[Records excerpted from a collection]
━━━━━━
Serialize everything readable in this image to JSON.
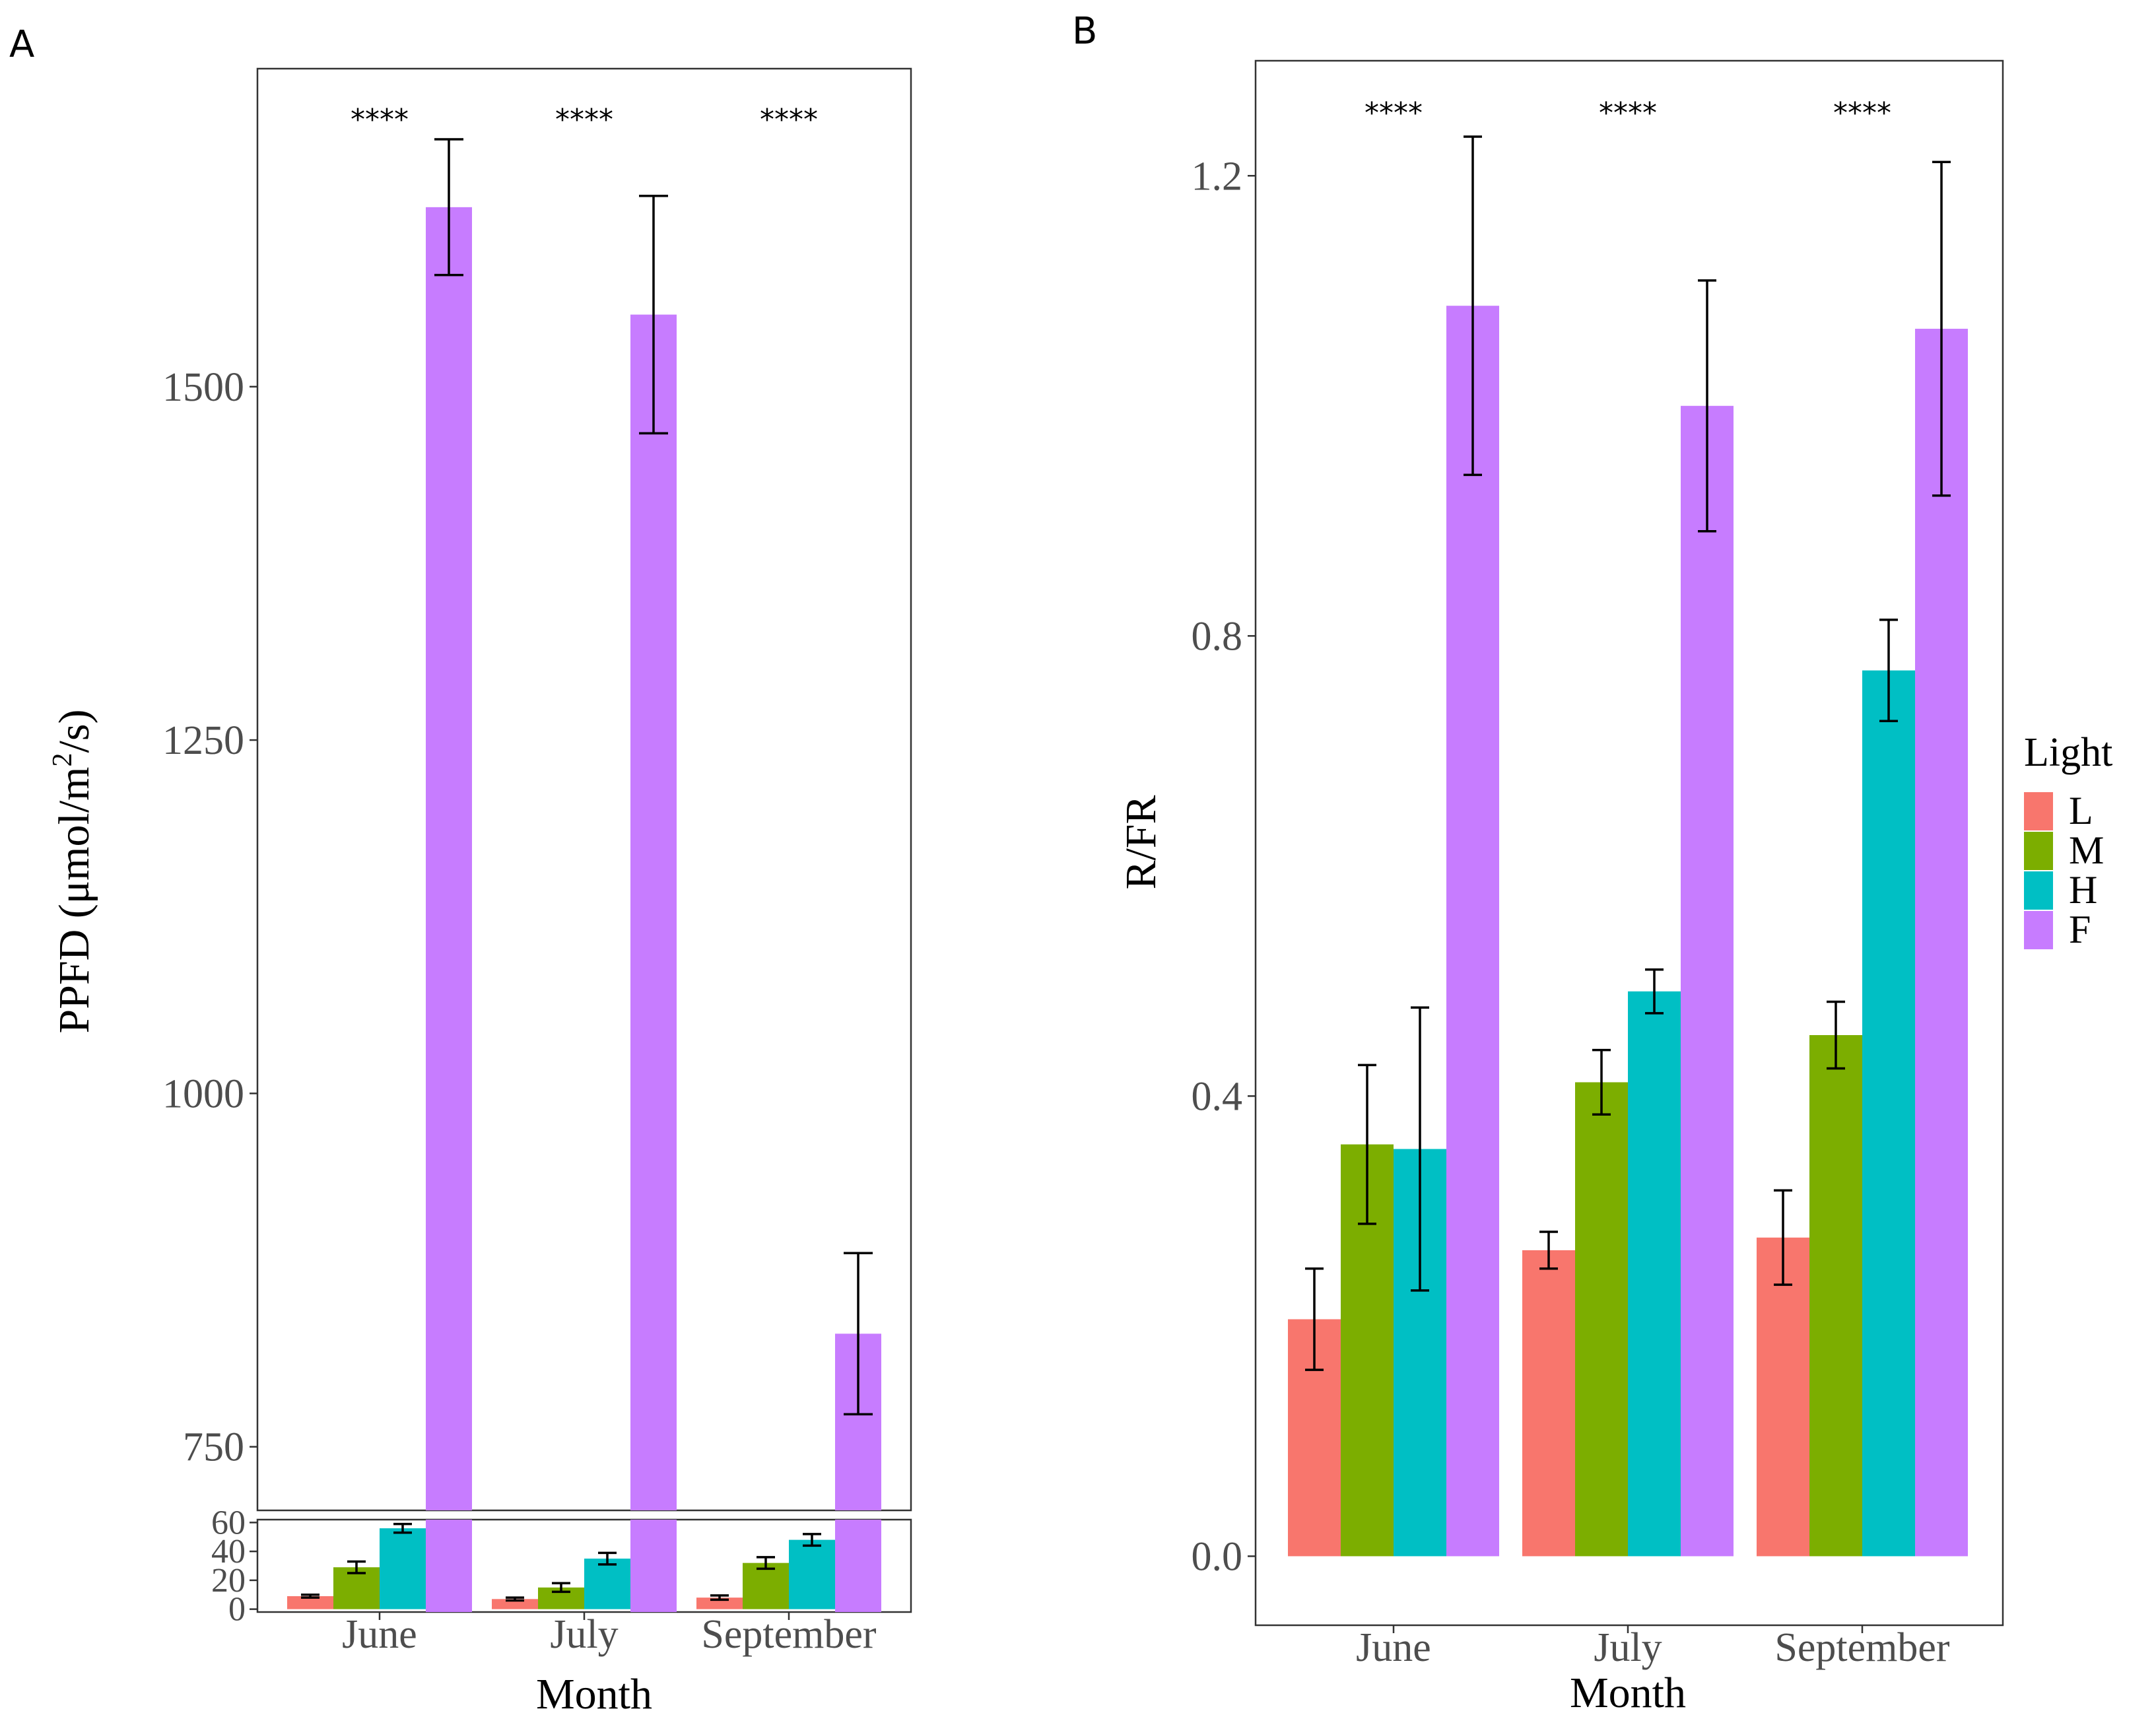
{
  "panels": {
    "a_label": "A",
    "b_label": "B"
  },
  "legend": {
    "title": "Light",
    "items": [
      {
        "label": "L",
        "color": "#F8766D"
      },
      {
        "label": "M",
        "color": "#7CAE00"
      },
      {
        "label": "H",
        "color": "#00BFC4"
      },
      {
        "label": "F",
        "color": "#C77CFF"
      }
    ]
  },
  "chart_data": [
    {
      "panel": "A",
      "type": "bar",
      "title": "",
      "xlabel": "Month",
      "ylabel_main": "PPFD (μmol/m",
      "ylabel_sup": "2",
      "ylabel_tail": "/s)",
      "categories": [
        "June",
        "July",
        "September"
      ],
      "series": [
        {
          "name": "L",
          "values": [
            9,
            7,
            8
          ],
          "errors": [
            1,
            1,
            1.5
          ]
        },
        {
          "name": "M",
          "values": [
            29,
            15,
            32
          ],
          "errors": [
            4,
            3,
            4
          ]
        },
        {
          "name": "H",
          "values": [
            56,
            35,
            48
          ],
          "errors": [
            3,
            4,
            4
          ]
        },
        {
          "name": "F",
          "values": [
            1627,
            1551,
            830
          ],
          "errors": [
            48,
            84,
            57
          ]
        }
      ],
      "significance": [
        "****",
        "****",
        "****"
      ],
      "ylim_upper": [
        705,
        1725
      ],
      "ylim_lower": [
        -2,
        62
      ],
      "yticks_upper": [
        750,
        1000,
        1250,
        1500
      ],
      "yticks_lower": [
        0,
        20,
        40,
        60
      ]
    },
    {
      "panel": "B",
      "type": "bar",
      "title": "",
      "xlabel": "Month",
      "ylabel": "R/FR",
      "categories": [
        "June",
        "July",
        "September"
      ],
      "series": [
        {
          "name": "L",
          "values": [
            0.206,
            0.266,
            0.277
          ],
          "errors": [
            0.044,
            0.016,
            0.041
          ]
        },
        {
          "name": "M",
          "values": [
            0.358,
            0.412,
            0.453
          ],
          "errors": [
            0.069,
            0.028,
            0.029
          ]
        },
        {
          "name": "H",
          "values": [
            0.354,
            0.491,
            0.77
          ],
          "errors": [
            0.123,
            0.019,
            0.044
          ]
        },
        {
          "name": "F",
          "values": [
            1.087,
            1.0,
            1.067
          ],
          "errors": [
            0.147,
            0.109,
            0.145
          ]
        }
      ],
      "significance": [
        "****",
        "****",
        "****"
      ],
      "ylim": [
        -0.06,
        1.3
      ],
      "yticks": [
        0.0,
        0.4,
        0.8,
        1.2
      ],
      "ytick_labels": [
        "0.0",
        "0.4",
        "0.8",
        "1.2"
      ]
    }
  ]
}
━━━━━━
● **WHAT IS ASKED**
Retype the whole listing, keeping every line identical and omitting all pictures.

● **SOLUTION**
Serialize everything readable in this image to JSON.
{
  "panels": {
    "a_label": "A",
    "b_label": "B"
  },
  "legend": {
    "title": "Light",
    "items": [
      {
        "label": "L",
        "color": "#F8766D"
      },
      {
        "label": "M",
        "color": "#7CAE00"
      },
      {
        "label": "H",
        "color": "#00BFC4"
      },
      {
        "label": "F",
        "color": "#C77CFF"
      }
    ]
  },
  "chart_data": [
    {
      "panel": "A",
      "type": "bar",
      "title": "",
      "xlabel": "Month",
      "ylabel_main": "PPFD (μmol/m",
      "ylabel_sup": "2",
      "ylabel_tail": "/s)",
      "categories": [
        "June",
        "July",
        "September"
      ],
      "series": [
        {
          "name": "L",
          "values": [
            9,
            7,
            8
          ],
          "errors": [
            1,
            1,
            1.5
          ]
        },
        {
          "name": "M",
          "values": [
            29,
            15,
            32
          ],
          "errors": [
            4,
            3,
            4
          ]
        },
        {
          "name": "H",
          "values": [
            56,
            35,
            48
          ],
          "errors": [
            3,
            4,
            4
          ]
        },
        {
          "name": "F",
          "values": [
            1627,
            1551,
            830
          ],
          "errors": [
            48,
            84,
            57
          ]
        }
      ],
      "significance": [
        "****",
        "****",
        "****"
      ],
      "ylim_upper": [
        705,
        1725
      ],
      "ylim_lower": [
        -2,
        62
      ],
      "yticks_upper": [
        750,
        1000,
        1250,
        1500
      ],
      "yticks_lower": [
        0,
        20,
        40,
        60
      ]
    },
    {
      "panel": "B",
      "type": "bar",
      "title": "",
      "xlabel": "Month",
      "ylabel": "R/FR",
      "categories": [
        "June",
        "July",
        "September"
      ],
      "series": [
        {
          "name": "L",
          "values": [
            0.206,
            0.266,
            0.277
          ],
          "errors": [
            0.044,
            0.016,
            0.041
          ]
        },
        {
          "name": "M",
          "values": [
            0.358,
            0.412,
            0.453
          ],
          "errors": [
            0.069,
            0.028,
            0.029
          ]
        },
        {
          "name": "H",
          "values": [
            0.354,
            0.491,
            0.77
          ],
          "errors": [
            0.123,
            0.019,
            0.044
          ]
        },
        {
          "name": "F",
          "values": [
            1.087,
            1.0,
            1.067
          ],
          "errors": [
            0.147,
            0.109,
            0.145
          ]
        }
      ],
      "significance": [
        "****",
        "****",
        "****"
      ],
      "ylim": [
        -0.06,
        1.3
      ],
      "yticks": [
        0.0,
        0.4,
        0.8,
        1.2
      ],
      "ytick_labels": [
        "0.0",
        "0.4",
        "0.8",
        "1.2"
      ]
    }
  ]
}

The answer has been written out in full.